[MATERIAL SUPPLIED]
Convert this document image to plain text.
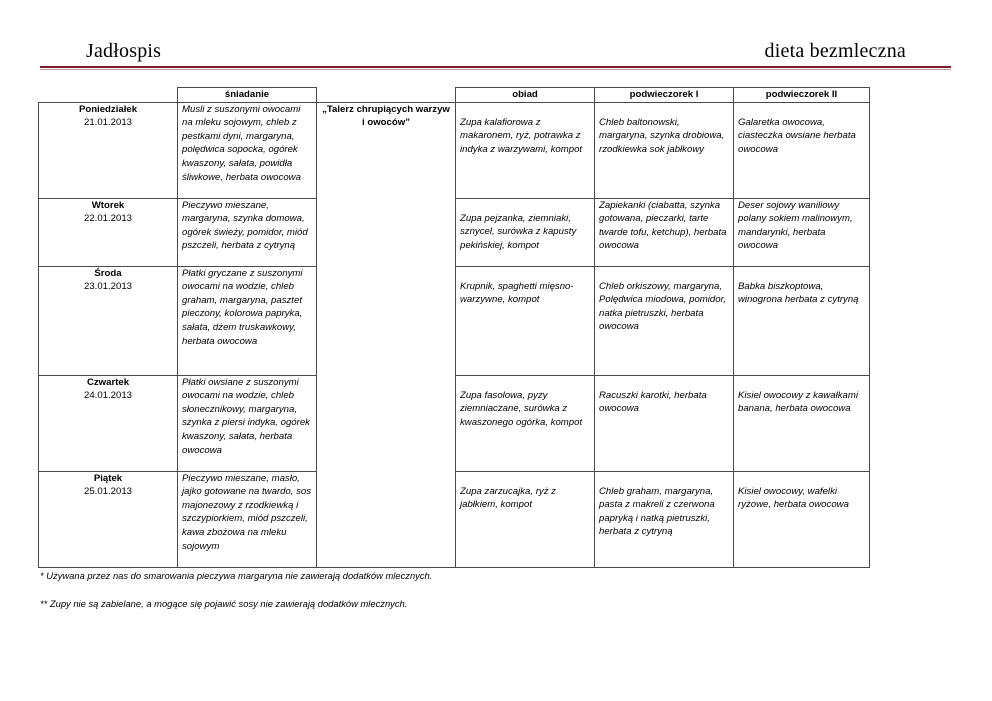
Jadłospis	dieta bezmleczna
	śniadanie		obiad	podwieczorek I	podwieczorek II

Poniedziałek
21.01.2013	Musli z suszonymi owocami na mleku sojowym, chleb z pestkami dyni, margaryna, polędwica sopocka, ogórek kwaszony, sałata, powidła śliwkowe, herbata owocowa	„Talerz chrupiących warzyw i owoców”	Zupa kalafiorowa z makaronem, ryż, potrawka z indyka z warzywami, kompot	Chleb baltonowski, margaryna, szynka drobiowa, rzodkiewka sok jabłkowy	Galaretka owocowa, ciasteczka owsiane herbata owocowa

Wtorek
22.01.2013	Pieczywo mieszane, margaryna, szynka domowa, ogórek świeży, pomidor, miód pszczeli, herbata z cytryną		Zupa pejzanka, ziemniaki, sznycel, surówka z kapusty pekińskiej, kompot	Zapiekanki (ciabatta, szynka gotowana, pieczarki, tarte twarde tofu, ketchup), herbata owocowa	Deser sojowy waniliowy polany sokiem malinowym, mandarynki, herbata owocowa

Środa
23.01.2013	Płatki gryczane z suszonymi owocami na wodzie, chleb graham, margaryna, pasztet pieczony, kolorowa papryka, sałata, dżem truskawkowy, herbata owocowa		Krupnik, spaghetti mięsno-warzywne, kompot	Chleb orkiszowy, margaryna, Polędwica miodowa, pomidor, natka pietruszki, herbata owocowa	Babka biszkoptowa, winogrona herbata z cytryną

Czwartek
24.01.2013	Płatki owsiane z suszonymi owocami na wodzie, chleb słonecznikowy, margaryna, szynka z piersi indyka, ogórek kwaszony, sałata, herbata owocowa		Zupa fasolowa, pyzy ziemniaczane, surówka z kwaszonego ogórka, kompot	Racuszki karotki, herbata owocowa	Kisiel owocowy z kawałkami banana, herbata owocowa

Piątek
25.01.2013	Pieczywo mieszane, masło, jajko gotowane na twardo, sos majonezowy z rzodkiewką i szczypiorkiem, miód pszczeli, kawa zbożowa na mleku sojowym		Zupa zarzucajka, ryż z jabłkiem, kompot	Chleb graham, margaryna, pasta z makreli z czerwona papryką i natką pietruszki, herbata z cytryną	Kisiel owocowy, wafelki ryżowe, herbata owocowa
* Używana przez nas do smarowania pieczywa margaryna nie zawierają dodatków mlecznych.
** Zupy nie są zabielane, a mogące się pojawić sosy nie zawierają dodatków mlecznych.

==

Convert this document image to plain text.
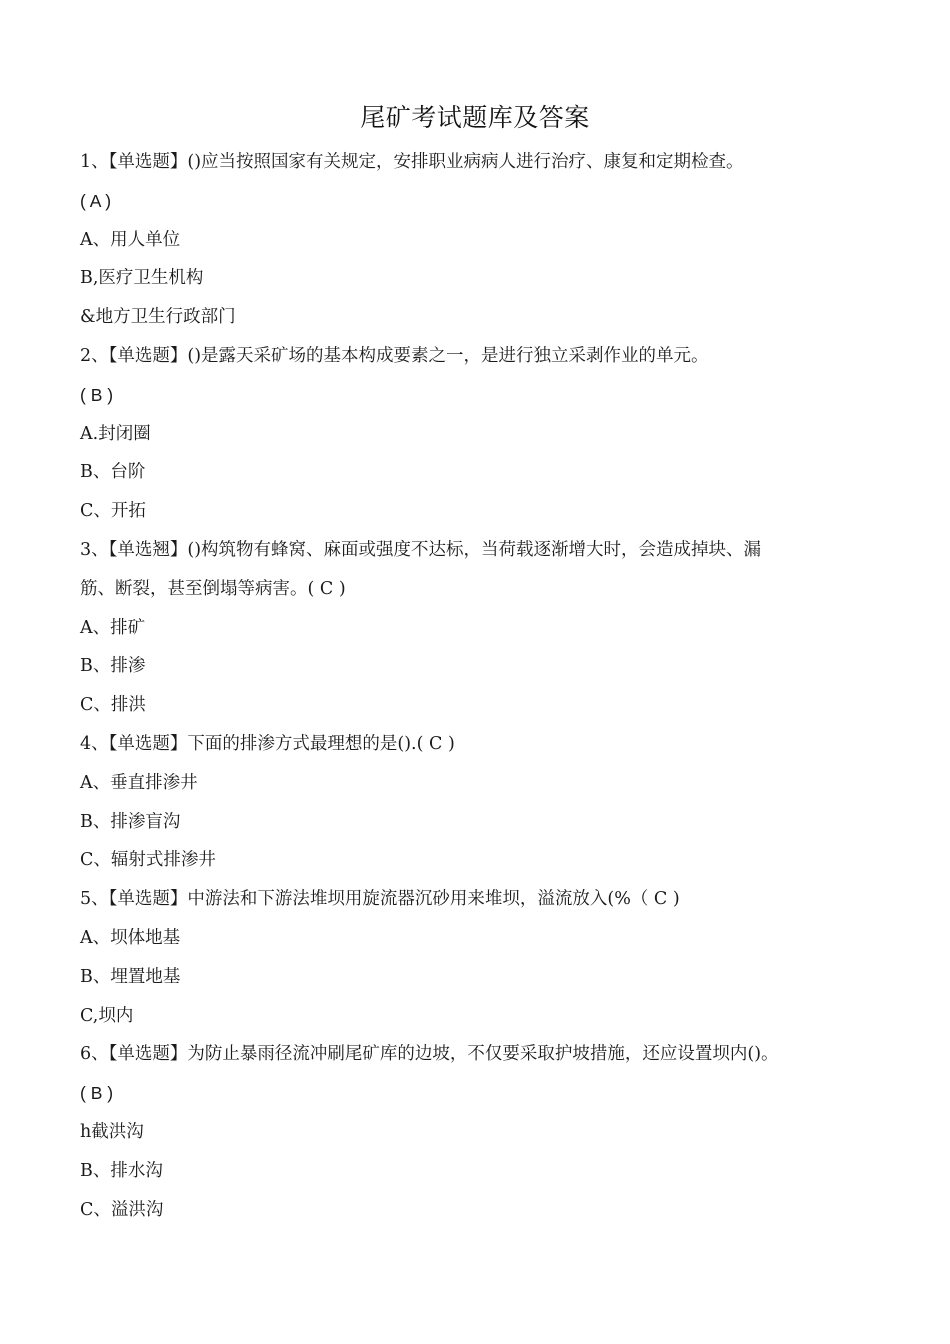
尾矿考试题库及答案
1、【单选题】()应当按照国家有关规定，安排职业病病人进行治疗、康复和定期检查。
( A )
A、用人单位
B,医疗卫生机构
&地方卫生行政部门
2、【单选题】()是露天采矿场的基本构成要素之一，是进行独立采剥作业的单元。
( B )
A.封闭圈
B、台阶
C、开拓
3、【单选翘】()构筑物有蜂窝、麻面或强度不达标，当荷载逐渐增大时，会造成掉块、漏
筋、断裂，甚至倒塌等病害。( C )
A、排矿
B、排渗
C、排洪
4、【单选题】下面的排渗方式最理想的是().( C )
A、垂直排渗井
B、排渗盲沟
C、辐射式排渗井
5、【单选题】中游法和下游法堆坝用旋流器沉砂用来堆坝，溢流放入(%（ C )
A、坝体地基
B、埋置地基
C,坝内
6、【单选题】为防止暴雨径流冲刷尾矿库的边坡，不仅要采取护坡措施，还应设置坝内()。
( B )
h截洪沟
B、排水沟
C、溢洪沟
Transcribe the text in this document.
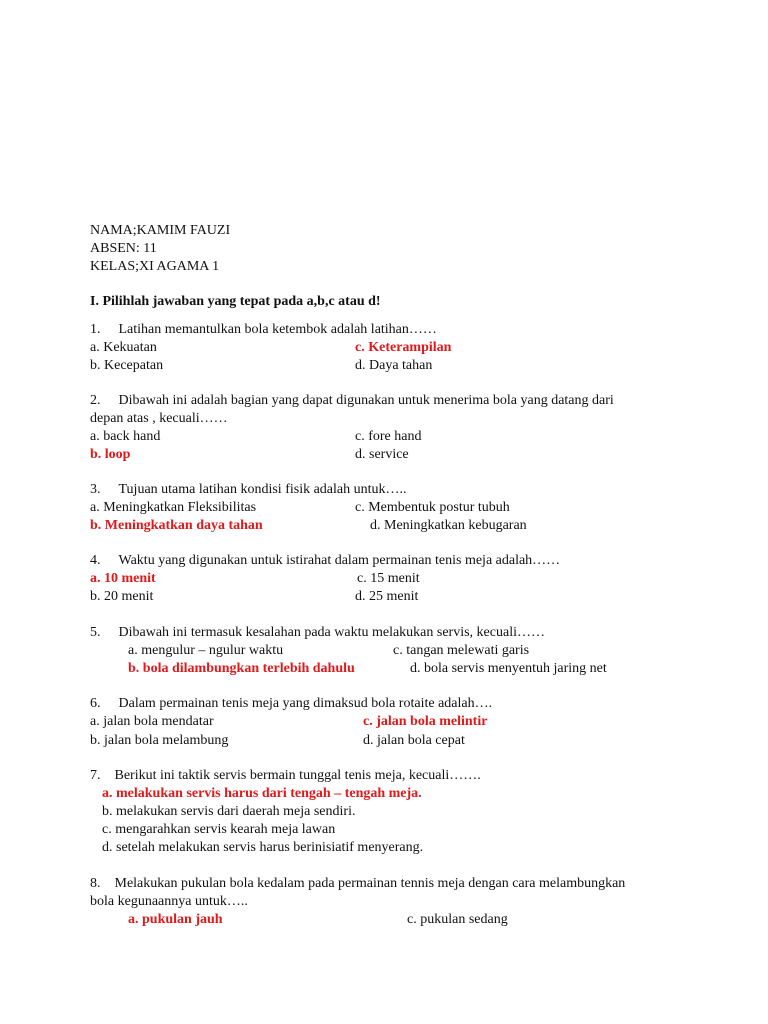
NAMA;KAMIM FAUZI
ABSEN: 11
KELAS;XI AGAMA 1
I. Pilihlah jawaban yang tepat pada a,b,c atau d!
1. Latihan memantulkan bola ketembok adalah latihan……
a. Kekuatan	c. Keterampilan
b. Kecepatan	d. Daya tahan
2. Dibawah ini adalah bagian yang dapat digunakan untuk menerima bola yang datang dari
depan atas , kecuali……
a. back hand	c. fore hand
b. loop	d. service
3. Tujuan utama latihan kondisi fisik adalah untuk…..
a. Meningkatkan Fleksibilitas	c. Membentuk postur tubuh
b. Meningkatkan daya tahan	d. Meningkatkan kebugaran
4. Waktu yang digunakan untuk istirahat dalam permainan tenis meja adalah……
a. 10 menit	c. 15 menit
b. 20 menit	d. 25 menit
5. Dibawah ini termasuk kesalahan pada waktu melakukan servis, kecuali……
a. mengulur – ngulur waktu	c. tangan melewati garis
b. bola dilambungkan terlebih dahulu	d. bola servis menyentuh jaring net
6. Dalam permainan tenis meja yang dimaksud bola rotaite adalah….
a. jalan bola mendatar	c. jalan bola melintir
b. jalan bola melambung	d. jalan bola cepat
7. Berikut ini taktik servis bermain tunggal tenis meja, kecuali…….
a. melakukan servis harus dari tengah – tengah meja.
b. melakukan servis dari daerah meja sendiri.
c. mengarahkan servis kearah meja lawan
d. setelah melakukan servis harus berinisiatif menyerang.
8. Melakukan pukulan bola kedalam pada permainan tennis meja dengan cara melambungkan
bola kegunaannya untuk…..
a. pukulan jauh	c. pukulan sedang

[GIVEN EXERCISE] From the records above, copy every line that holds the word "mlecznych".

[OUTPUT BELOW]
* Używana przez nas do smarowania pieczywa margaryna nie zawierają dodatków mlecznych.
** Zupy nie są zabielane, a mogące się pojawić sosy nie zawierają dodatków mlecznych.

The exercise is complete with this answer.